Given task: Select lines where the word "text" appears.

Rows:
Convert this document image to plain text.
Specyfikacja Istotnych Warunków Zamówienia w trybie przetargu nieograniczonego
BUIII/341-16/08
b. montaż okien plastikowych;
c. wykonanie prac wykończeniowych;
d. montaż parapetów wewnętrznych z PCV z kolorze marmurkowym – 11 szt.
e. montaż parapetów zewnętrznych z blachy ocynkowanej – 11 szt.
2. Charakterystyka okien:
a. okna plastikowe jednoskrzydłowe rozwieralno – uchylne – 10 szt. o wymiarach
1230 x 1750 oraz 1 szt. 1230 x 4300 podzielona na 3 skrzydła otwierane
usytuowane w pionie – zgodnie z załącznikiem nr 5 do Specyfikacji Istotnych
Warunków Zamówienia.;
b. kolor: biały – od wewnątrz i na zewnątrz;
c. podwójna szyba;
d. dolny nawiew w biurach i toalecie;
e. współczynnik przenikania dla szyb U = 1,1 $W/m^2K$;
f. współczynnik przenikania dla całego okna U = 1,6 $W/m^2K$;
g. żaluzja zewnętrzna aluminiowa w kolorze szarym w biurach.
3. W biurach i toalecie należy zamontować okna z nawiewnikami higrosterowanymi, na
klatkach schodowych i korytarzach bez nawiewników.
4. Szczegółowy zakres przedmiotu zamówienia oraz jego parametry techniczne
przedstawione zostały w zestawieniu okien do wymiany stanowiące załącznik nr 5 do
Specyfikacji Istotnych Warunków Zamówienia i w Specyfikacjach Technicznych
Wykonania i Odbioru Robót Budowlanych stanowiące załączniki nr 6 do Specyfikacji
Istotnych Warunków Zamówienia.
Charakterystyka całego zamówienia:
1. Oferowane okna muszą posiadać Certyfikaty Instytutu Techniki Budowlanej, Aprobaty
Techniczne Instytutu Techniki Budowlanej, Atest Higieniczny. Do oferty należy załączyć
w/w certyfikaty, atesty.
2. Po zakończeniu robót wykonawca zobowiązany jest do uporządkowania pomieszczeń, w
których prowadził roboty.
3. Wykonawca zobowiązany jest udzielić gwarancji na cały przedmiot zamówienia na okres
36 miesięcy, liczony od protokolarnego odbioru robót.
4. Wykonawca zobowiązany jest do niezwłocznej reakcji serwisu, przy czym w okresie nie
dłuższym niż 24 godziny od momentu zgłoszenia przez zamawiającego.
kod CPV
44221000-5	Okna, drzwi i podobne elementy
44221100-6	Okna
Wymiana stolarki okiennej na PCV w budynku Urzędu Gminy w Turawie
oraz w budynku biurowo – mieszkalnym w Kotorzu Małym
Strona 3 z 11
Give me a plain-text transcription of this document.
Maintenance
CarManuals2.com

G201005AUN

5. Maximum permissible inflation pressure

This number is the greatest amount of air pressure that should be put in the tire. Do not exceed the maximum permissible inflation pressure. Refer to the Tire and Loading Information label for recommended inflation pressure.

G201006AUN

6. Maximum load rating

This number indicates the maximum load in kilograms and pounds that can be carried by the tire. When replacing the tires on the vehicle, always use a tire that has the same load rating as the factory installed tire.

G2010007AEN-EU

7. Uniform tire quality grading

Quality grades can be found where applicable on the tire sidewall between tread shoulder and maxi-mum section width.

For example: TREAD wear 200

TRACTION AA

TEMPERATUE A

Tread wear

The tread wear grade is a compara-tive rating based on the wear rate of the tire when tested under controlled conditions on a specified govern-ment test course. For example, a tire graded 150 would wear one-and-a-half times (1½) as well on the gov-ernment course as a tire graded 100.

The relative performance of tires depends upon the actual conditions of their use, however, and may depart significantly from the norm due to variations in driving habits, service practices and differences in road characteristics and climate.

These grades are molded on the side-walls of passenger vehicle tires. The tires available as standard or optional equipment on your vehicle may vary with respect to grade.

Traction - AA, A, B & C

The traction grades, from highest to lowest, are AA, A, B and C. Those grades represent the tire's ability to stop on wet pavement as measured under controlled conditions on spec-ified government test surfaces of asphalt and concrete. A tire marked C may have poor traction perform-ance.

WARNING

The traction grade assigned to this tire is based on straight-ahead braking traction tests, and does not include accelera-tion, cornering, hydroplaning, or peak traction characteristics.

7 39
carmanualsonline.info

Solution for this problem:
Convert this document image to plain text.
Give me a plain-text transcription of this document.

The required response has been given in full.